- [Input rows]
☆ ☆ ☆
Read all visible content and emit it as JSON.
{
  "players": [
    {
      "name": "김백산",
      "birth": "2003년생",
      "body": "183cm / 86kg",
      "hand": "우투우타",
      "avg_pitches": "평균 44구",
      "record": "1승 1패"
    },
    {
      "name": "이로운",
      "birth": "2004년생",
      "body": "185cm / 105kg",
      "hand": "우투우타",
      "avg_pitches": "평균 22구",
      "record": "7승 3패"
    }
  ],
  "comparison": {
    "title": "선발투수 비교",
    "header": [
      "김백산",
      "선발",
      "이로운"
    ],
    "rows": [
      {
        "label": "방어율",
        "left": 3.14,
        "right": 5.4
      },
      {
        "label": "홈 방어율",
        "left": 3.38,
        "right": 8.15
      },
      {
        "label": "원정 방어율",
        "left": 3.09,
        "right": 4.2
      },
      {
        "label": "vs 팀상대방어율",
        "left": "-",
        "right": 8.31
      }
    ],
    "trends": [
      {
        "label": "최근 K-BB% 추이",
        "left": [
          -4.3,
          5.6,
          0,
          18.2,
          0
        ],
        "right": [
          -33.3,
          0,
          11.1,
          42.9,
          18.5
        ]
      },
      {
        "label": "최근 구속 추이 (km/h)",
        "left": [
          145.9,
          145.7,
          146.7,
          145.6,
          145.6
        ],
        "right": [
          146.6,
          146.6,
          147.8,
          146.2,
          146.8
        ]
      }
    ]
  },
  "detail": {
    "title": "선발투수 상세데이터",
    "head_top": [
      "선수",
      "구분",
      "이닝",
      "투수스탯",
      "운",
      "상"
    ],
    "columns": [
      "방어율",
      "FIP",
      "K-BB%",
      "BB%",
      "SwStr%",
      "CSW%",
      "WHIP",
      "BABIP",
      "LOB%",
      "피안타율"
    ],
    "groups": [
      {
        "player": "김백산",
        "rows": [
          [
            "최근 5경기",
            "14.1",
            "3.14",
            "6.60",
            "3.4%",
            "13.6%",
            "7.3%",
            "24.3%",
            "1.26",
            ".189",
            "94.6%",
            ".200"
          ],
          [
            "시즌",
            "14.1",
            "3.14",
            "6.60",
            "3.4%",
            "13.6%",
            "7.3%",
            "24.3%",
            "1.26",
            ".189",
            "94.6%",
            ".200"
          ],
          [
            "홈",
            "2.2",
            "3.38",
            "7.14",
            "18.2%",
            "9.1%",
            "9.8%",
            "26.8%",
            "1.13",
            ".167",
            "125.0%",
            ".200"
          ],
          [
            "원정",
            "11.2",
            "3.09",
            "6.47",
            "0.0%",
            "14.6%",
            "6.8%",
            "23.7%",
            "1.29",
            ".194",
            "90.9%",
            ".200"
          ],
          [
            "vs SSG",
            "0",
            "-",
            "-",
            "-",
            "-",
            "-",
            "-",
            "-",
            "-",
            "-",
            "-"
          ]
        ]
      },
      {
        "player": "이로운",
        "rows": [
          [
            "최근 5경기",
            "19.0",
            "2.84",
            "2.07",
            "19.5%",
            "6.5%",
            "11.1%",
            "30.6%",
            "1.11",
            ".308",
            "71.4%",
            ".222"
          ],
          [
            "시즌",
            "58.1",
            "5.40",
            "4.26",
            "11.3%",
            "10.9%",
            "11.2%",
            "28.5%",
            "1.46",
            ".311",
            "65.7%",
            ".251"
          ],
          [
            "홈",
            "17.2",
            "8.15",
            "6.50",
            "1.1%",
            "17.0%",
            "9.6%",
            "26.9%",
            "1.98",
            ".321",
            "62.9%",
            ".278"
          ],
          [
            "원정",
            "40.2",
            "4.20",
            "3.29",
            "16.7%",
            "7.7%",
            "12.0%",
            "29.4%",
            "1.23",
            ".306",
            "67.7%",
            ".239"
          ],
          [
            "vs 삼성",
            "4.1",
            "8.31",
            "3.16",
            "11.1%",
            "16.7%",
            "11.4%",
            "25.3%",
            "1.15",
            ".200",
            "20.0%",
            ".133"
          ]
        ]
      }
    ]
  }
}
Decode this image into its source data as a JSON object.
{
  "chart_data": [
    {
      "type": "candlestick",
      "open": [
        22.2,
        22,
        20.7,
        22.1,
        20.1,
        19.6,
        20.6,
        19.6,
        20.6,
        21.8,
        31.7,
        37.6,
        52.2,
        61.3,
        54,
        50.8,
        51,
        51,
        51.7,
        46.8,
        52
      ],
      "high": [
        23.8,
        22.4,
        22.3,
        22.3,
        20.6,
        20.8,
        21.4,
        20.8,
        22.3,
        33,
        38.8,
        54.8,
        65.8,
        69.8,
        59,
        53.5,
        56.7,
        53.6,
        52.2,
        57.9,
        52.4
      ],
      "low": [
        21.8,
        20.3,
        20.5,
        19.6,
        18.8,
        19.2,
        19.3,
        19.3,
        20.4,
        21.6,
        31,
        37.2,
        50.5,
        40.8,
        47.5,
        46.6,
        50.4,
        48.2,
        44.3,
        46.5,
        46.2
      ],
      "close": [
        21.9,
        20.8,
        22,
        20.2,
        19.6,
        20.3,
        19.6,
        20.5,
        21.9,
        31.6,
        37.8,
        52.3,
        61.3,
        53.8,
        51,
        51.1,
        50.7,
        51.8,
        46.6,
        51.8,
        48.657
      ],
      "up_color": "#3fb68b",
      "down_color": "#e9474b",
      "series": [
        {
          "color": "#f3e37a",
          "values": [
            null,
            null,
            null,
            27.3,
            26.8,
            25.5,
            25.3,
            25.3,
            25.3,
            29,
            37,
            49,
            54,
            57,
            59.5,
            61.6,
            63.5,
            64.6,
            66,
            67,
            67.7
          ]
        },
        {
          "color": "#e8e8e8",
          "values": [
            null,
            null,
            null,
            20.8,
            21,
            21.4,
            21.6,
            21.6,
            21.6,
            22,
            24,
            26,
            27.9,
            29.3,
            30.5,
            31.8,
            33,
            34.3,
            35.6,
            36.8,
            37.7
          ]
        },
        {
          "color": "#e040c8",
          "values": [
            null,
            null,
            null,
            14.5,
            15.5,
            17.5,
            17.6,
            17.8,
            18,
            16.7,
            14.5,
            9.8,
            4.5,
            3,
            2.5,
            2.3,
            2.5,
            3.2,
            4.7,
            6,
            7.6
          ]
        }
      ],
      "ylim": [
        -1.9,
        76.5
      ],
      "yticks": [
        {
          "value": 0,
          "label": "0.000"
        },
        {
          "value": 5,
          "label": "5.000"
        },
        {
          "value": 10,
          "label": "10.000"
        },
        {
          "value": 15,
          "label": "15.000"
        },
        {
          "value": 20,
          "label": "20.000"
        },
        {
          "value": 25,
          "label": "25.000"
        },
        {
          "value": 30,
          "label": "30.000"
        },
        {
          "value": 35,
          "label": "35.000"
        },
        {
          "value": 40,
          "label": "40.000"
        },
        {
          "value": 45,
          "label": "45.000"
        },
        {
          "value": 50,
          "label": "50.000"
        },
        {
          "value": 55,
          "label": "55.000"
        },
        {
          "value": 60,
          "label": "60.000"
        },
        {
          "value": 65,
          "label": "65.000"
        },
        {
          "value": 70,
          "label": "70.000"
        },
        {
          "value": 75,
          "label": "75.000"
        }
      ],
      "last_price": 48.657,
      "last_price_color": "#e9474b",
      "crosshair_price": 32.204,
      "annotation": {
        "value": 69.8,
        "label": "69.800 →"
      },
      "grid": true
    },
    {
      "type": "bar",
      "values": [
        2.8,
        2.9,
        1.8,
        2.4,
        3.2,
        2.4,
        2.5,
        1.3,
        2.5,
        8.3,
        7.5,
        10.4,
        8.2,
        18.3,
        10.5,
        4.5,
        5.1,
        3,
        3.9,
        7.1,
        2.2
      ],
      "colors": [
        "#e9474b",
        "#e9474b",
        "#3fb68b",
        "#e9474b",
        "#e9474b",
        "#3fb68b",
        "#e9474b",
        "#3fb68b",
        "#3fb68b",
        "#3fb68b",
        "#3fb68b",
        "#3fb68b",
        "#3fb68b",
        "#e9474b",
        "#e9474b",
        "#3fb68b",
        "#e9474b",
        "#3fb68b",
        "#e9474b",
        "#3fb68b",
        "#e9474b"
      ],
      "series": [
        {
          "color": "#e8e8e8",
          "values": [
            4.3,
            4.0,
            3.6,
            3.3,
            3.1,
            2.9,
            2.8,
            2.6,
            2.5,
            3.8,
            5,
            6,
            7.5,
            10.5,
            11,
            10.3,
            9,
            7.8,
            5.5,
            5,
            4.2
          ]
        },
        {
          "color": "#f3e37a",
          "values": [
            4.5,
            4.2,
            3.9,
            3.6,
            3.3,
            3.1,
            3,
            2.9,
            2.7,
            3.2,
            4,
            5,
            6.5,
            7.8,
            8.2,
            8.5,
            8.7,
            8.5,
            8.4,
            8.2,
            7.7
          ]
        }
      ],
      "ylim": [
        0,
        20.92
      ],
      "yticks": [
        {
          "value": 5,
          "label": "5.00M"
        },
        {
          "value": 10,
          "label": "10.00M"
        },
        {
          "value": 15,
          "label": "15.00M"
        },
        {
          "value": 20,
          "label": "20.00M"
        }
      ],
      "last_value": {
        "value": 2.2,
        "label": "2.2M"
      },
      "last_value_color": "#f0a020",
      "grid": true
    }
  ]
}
☆ ☆ ☆
- [Exercise brief]
Among the entries above, identify all lines with "JSON" and copy them.

- [Reply]
Read all visible content and emit it as JSON.
Decode this image into its source data as a JSON object.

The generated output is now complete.